[Directions]: Return each entry exactly, with none missing.

[Exercise input]:
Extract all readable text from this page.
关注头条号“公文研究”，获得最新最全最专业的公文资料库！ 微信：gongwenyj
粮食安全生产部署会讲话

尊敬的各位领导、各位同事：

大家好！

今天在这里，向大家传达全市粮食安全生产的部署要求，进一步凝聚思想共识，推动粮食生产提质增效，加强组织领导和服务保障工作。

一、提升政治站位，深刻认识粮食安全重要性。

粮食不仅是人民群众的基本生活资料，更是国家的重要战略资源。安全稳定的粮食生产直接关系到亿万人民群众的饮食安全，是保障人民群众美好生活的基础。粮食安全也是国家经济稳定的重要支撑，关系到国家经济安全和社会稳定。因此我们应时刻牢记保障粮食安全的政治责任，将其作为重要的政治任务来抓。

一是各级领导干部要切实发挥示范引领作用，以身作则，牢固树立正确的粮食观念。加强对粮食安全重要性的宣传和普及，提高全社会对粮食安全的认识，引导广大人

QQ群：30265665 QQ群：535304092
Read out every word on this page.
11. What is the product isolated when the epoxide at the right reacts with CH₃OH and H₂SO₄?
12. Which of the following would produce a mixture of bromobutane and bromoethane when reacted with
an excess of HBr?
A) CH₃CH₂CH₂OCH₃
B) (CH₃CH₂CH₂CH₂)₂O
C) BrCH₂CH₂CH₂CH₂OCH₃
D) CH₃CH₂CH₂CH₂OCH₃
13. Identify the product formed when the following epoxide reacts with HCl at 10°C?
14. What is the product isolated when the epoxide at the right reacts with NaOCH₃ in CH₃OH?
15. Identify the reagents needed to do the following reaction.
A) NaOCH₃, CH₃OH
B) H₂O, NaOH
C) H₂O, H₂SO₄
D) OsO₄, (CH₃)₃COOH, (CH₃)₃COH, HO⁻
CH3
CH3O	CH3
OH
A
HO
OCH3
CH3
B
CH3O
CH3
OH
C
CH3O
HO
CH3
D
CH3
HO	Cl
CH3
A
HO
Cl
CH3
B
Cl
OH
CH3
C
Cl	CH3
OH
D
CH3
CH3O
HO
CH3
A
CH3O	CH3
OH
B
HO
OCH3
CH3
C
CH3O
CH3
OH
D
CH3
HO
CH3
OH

[Right answer]:
Extract all readable text from this page.
关注头条号“公文研究”，获得最新最全最专业的公文资料库！ 微信：gongwenyj
粮食安全生产部署会讲话

尊敬的各位领导、各位同事：

大家好！

今天在这里，向大家传达全市粮食安全生产的部署要求，进一步凝聚思想共识，推动粮食生产提质增效，加强组织领导和服务保障工作。

一、提升政治站位，深刻认识粮食安全重要性。

粮食不仅是人民群众的基本生活资料，更是国家的重要战略资源。安全稳定的粮食生产直接关系到亿万人民群众的饮食安全，是保障人民群众美好生活的基础。粮食安全也是国家经济稳定的重要支撑，关系到国家经济安全和社会稳定。因此我们应时刻牢记保障粮食安全的政治责任，将其作为重要的政治任务来抓。

一是各级领导干部要切实发挥示范引领作用，以身作则，牢固树立正确的粮食观念。加强对粮食安全重要性的宣传和普及，提高全社会对粮食安全的认识，引导广大人

QQ群：30265665 QQ群：535304092
Read out every word on this page.
11. What is the product isolated when the epoxide at the right reacts with CH₃OH and H₂SO₄?
12. Which of the following would produce a mixture of bromobutane and bromoethane when reacted with
an excess of HBr?
A) CH₃CH₂CH₂OCH₃
B) (CH₃CH₂CH₂CH₂)₂O
C) BrCH₂CH₂CH₂CH₂OCH₃
D) CH₃CH₂CH₂CH₂OCH₃
13. Identify the product formed when the following epoxide reacts with HCl at 10°C?
14. What is the product isolated when the epoxide at the right reacts with NaOCH₃ in CH₃OH?
15. Identify the reagents needed to do the following reaction.
A) NaOCH₃, CH₃OH
B) H₂O, NaOH
C) H₂O, H₂SO₄
D) OsO₄, (CH₃)₃COOH, (CH₃)₃COH, HO⁻
CH3
CH3O	CH3
OH
A
HO
OCH3
CH3
B
CH3O
CH3
OH
C
CH3O
HO
CH3
D
CH3
HO	Cl
CH3
A
HO
Cl
CH3
B
Cl
OH
CH3
C
Cl	CH3
OH
D
CH3
CH3O
HO
CH3
A
CH3O	CH3
OH
B
HO
OCH3
CH3
C
CH3O
CH3
OH
D
CH3
HO
CH3
OH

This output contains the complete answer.